- Task requirements -
Show every line in the entries below where the word "heart" appears.

- Dataset -
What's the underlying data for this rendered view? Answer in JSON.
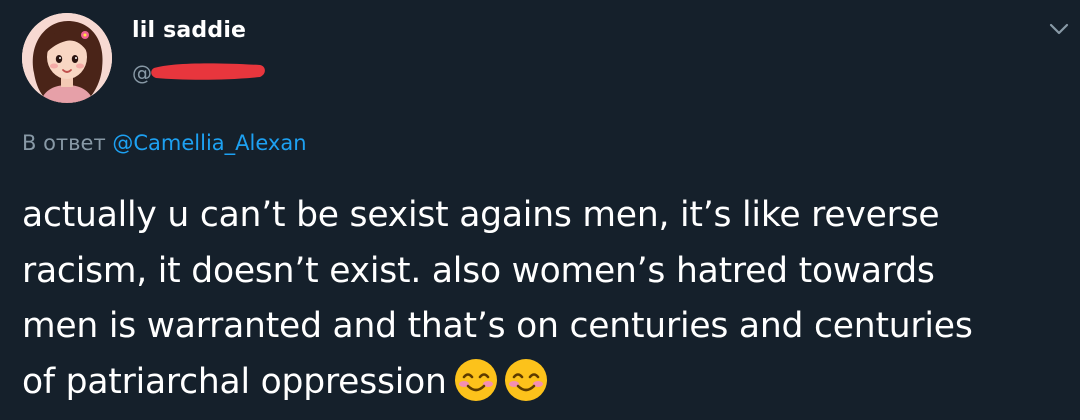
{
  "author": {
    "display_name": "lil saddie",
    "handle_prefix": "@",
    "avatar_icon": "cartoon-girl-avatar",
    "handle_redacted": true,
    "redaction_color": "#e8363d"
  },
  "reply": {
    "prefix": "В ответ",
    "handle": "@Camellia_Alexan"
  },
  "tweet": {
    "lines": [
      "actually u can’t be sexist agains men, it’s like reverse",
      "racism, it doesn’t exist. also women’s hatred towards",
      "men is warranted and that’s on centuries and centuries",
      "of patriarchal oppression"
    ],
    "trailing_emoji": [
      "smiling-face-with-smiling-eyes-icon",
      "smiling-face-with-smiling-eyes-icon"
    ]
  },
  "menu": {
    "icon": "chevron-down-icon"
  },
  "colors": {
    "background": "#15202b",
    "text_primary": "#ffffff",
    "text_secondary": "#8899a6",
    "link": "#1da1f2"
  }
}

==

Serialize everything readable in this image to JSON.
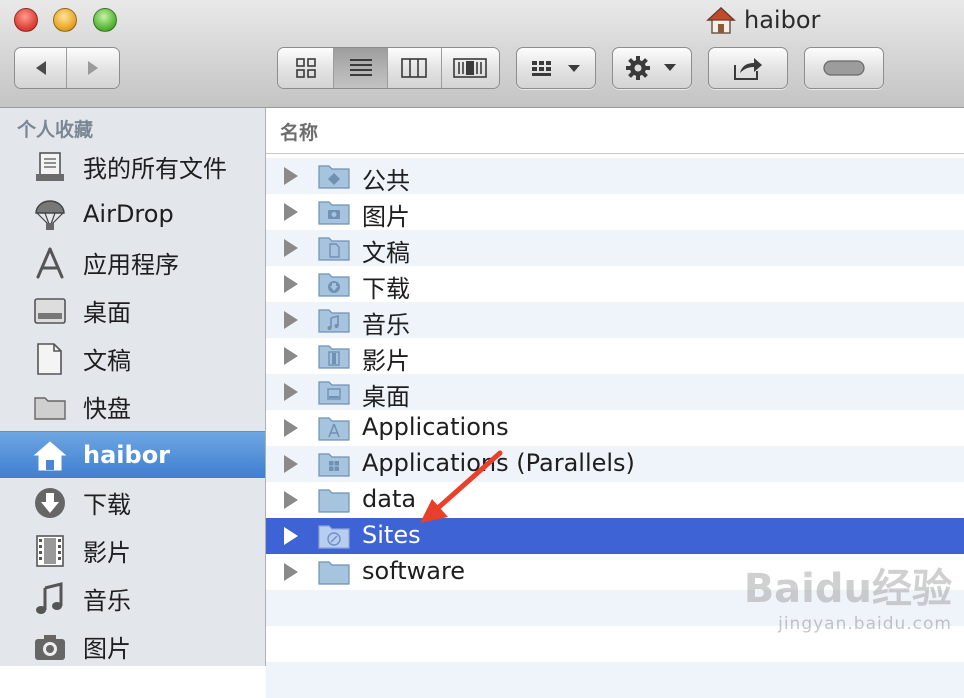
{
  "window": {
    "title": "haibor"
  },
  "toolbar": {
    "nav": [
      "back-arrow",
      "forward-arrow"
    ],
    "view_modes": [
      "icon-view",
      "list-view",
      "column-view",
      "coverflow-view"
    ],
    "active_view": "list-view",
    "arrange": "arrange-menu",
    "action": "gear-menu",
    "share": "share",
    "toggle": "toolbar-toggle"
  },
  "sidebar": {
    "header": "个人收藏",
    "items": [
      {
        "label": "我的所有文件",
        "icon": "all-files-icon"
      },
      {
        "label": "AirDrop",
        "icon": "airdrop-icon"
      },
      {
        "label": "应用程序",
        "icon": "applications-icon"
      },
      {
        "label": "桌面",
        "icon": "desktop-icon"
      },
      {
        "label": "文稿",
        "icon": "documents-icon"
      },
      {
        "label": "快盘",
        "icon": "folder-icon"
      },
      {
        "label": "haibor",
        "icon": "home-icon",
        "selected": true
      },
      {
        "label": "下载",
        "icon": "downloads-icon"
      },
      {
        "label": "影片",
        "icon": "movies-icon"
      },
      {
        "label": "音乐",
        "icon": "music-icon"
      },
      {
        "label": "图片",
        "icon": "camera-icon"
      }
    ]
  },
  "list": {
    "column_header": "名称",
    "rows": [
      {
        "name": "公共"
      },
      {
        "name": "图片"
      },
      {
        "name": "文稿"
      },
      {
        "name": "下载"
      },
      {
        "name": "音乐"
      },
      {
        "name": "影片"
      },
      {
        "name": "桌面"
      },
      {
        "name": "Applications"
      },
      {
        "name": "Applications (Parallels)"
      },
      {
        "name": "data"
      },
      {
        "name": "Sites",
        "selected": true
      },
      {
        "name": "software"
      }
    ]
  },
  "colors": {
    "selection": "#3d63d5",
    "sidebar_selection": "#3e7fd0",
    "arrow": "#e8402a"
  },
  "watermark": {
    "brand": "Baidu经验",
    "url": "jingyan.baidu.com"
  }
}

...

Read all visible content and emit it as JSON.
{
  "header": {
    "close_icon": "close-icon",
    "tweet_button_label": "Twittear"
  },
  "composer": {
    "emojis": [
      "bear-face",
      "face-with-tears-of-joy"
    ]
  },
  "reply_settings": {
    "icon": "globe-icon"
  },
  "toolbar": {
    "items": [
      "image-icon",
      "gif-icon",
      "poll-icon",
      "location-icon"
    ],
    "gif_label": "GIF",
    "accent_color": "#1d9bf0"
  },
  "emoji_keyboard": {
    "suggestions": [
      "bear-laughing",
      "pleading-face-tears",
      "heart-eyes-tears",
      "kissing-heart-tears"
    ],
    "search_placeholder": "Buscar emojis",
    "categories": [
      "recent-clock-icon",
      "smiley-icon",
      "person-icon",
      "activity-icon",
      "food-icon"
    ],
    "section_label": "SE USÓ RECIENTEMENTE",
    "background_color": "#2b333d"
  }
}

- Result of the exercise -
      "heart-eyes-tears",
      "kissing-heart-tears"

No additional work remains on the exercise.